- AIM OF THE TASK: Locate the string "LANE" throughout the material and copy every line in which it occurs.

(Items from a figure collection)

────

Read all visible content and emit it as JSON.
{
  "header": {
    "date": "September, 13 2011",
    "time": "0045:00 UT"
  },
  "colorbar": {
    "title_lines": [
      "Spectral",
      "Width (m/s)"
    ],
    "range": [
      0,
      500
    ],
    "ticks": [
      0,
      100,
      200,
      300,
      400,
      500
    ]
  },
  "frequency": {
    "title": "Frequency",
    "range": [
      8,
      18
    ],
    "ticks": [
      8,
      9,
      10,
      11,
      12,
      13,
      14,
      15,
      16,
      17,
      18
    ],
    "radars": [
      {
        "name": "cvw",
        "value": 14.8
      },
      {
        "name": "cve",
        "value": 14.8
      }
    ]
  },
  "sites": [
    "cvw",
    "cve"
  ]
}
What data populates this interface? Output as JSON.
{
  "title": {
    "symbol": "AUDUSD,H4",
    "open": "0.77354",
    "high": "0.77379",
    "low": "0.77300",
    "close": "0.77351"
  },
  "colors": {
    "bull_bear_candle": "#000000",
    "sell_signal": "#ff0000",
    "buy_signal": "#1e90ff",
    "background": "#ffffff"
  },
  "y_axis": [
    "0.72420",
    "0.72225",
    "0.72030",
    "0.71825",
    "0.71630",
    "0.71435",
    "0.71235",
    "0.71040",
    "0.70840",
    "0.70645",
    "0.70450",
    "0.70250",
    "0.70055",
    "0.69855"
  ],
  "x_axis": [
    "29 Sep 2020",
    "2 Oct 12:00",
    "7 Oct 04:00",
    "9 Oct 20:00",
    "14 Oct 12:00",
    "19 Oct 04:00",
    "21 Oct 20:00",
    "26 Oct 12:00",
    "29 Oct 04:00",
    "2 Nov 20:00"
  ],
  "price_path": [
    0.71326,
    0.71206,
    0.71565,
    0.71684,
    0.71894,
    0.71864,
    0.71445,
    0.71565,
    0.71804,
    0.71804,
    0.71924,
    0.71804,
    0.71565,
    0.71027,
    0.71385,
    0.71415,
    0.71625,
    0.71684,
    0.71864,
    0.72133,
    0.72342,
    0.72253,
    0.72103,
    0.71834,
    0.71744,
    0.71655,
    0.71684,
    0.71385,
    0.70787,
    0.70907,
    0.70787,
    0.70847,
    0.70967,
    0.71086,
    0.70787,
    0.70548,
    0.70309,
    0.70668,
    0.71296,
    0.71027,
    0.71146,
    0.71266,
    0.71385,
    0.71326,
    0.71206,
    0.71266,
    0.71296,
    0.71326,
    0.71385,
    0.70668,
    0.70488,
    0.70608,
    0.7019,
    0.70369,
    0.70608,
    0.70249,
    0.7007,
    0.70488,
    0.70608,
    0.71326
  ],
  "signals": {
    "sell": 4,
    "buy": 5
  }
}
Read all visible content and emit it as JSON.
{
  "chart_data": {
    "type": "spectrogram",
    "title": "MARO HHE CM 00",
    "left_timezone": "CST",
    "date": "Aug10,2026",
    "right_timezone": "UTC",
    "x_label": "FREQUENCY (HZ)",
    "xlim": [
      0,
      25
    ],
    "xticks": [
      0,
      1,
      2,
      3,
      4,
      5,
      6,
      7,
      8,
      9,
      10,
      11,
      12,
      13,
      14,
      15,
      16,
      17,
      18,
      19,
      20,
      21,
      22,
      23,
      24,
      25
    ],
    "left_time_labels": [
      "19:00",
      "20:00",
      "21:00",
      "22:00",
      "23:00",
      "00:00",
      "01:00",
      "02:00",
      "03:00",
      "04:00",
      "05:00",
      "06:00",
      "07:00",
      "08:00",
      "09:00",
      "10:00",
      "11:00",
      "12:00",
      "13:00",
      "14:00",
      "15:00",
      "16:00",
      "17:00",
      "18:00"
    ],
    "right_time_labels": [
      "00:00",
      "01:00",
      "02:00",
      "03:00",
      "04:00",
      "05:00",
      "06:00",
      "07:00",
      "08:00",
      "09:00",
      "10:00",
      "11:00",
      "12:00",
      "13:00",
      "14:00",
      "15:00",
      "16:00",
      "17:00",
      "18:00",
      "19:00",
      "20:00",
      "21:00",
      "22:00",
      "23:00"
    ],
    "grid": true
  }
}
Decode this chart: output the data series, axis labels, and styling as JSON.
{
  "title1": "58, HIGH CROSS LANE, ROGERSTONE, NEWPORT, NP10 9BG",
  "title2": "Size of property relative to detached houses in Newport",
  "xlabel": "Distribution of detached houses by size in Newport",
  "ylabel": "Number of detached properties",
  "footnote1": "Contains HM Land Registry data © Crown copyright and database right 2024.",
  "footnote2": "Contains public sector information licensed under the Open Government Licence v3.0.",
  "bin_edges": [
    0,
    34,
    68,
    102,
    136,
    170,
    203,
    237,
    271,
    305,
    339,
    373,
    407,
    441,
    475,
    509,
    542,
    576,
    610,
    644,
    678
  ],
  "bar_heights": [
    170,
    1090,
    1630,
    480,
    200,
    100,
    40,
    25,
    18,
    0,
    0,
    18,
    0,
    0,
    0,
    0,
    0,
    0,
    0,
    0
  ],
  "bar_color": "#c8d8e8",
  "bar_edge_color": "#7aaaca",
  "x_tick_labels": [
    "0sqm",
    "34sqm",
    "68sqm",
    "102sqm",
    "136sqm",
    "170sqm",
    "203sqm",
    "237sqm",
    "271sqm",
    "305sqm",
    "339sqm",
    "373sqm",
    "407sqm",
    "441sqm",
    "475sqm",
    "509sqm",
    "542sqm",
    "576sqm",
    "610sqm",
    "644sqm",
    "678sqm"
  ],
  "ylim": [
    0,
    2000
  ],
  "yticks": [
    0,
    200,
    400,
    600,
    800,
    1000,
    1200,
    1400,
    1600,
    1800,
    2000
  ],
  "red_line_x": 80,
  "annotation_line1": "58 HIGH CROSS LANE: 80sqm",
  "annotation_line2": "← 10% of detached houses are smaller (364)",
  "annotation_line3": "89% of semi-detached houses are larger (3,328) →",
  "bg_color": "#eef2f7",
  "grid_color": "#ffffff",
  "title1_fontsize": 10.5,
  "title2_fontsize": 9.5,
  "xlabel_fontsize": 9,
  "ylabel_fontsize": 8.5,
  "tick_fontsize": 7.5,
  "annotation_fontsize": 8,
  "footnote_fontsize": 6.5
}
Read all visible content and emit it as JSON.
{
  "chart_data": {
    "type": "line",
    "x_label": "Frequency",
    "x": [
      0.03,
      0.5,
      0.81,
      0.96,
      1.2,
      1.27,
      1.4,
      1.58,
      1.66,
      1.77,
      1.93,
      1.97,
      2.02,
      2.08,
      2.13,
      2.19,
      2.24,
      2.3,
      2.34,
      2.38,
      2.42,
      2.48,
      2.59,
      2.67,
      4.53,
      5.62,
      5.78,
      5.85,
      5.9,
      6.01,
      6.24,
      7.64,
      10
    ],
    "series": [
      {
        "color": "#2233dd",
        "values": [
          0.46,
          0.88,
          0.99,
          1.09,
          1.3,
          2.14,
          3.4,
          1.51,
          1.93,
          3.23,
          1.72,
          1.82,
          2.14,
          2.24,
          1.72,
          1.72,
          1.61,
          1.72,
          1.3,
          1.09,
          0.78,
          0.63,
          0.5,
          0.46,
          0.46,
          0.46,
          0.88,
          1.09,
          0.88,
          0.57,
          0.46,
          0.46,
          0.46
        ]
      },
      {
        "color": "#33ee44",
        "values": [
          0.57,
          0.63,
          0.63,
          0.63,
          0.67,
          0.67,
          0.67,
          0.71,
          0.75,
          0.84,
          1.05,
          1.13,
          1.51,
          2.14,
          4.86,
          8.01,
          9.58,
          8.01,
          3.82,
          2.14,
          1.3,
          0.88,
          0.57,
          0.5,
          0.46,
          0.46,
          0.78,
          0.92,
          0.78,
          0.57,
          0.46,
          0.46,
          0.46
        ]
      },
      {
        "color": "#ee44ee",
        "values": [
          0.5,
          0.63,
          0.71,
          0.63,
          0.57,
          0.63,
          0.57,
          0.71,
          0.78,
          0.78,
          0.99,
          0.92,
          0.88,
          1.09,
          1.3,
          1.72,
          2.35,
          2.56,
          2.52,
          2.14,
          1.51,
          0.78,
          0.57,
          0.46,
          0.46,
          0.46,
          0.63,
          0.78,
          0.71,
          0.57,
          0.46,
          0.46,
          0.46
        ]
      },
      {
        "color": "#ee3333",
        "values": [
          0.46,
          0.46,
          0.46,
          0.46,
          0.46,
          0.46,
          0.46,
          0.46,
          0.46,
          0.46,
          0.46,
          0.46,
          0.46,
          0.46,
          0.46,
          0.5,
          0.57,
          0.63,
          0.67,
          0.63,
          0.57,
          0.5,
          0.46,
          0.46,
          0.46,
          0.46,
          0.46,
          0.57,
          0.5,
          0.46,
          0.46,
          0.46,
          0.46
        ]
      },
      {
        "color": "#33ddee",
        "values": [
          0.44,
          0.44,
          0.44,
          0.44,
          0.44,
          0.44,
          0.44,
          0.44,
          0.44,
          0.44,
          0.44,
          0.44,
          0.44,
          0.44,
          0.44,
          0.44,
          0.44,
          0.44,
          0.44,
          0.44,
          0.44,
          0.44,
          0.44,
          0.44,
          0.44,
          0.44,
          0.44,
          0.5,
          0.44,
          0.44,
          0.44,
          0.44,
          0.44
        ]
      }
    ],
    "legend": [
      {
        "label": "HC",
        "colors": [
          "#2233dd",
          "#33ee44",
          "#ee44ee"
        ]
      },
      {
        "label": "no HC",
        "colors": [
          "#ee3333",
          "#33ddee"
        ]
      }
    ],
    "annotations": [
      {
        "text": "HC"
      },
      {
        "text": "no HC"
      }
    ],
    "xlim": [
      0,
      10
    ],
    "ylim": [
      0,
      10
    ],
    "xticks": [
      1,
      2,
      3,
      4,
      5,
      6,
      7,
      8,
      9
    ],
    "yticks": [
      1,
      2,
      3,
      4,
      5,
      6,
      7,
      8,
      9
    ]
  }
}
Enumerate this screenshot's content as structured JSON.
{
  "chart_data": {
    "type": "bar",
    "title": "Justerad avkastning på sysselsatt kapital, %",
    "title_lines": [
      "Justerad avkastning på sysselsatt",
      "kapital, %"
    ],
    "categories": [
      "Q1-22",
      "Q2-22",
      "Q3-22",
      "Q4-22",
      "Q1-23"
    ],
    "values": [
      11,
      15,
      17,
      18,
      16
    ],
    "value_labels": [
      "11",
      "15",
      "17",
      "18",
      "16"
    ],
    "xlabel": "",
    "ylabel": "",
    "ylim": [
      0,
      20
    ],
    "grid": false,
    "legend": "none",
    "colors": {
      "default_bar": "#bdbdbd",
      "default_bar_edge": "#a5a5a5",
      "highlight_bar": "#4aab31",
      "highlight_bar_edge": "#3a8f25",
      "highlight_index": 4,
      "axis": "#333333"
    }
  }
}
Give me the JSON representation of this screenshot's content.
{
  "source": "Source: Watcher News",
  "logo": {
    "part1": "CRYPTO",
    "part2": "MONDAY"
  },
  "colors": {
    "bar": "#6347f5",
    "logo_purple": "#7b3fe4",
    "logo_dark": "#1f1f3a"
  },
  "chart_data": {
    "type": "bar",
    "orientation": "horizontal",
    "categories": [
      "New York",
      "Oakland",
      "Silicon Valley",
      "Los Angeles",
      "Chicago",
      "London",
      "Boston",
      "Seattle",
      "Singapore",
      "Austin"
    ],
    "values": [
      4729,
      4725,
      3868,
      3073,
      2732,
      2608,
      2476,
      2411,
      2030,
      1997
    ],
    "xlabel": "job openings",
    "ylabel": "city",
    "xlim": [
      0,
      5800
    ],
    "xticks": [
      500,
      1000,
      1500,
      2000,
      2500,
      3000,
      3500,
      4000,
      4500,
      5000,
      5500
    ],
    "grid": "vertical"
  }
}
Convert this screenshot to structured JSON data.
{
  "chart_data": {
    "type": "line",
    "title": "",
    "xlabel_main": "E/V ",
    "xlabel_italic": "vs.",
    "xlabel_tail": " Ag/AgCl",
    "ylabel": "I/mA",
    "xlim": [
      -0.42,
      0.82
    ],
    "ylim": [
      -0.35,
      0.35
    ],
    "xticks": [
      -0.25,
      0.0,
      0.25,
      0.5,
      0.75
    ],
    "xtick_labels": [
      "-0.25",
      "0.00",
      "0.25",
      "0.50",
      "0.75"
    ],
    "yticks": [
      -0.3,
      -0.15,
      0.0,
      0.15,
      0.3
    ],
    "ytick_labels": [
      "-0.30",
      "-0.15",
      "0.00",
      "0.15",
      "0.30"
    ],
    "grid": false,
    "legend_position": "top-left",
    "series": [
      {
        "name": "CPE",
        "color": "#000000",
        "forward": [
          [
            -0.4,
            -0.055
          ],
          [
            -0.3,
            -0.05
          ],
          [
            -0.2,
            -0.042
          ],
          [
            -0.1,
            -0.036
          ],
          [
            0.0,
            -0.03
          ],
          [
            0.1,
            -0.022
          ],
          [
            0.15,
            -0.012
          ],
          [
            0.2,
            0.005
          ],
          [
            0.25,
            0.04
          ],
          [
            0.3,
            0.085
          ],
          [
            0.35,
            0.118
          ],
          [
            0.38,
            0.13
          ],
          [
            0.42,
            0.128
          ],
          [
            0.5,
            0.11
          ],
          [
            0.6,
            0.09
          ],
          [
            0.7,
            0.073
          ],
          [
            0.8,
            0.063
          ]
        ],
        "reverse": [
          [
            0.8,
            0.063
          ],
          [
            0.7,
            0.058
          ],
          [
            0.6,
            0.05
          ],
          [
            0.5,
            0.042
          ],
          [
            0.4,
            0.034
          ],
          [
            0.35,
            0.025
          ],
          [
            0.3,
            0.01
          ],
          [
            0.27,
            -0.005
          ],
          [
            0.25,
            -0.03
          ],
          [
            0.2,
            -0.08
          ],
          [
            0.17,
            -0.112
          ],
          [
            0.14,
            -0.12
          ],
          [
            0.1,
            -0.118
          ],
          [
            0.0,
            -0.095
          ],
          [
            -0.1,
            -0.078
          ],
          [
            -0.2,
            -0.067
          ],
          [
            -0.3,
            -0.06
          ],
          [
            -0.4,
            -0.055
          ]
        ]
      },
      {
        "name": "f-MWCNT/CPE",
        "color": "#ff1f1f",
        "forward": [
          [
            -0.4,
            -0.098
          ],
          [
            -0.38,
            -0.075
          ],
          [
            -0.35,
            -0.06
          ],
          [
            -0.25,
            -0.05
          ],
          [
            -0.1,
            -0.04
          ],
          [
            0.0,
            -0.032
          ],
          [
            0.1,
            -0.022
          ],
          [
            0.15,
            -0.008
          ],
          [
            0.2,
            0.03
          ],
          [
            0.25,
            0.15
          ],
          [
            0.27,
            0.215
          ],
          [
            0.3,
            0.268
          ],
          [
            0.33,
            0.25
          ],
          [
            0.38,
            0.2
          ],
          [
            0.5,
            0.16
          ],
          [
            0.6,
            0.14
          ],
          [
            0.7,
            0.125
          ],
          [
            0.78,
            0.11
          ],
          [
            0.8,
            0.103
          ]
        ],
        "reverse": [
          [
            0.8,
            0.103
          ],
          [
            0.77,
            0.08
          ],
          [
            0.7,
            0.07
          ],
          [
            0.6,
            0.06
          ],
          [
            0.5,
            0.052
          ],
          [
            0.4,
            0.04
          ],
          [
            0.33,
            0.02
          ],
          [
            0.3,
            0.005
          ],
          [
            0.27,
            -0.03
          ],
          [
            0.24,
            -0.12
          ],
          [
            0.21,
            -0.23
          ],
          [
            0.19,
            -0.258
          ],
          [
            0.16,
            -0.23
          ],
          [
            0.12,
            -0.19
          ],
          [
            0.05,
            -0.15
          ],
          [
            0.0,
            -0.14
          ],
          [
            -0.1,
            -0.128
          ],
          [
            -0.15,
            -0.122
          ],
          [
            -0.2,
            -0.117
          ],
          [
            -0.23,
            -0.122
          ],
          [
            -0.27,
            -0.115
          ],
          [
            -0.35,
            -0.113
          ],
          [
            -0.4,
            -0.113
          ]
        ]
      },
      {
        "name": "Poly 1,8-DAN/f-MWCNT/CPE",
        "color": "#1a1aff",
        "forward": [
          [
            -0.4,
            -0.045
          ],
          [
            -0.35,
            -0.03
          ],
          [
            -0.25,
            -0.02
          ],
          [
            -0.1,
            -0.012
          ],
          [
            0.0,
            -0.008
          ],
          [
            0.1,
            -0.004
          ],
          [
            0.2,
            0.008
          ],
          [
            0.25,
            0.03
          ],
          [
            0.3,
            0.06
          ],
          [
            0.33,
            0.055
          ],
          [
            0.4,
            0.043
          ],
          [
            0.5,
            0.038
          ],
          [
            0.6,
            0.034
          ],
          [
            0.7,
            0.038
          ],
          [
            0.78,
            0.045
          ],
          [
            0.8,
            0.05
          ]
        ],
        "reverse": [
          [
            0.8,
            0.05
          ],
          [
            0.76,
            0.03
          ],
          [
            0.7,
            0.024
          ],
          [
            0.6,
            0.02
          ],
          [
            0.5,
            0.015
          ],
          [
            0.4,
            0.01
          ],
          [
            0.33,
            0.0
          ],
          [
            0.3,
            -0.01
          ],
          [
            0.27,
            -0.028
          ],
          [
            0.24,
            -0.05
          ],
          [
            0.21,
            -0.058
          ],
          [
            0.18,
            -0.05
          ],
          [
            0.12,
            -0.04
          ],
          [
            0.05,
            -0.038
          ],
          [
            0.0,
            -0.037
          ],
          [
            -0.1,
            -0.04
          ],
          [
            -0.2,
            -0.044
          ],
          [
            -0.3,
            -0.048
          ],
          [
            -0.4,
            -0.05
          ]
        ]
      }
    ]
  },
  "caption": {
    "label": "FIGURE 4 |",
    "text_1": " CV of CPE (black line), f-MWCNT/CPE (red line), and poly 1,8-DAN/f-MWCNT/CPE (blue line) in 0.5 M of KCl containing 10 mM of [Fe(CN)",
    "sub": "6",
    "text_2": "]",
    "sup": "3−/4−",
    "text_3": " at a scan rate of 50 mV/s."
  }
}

────

- EXERCISE OUTPUT:
  "title1": "58, HIGH CROSS LANE, ROGERSTONE, NEWPORT, NP10 9BG",
  "annotation_line1": "58 HIGH CROSS LANE: 80sqm",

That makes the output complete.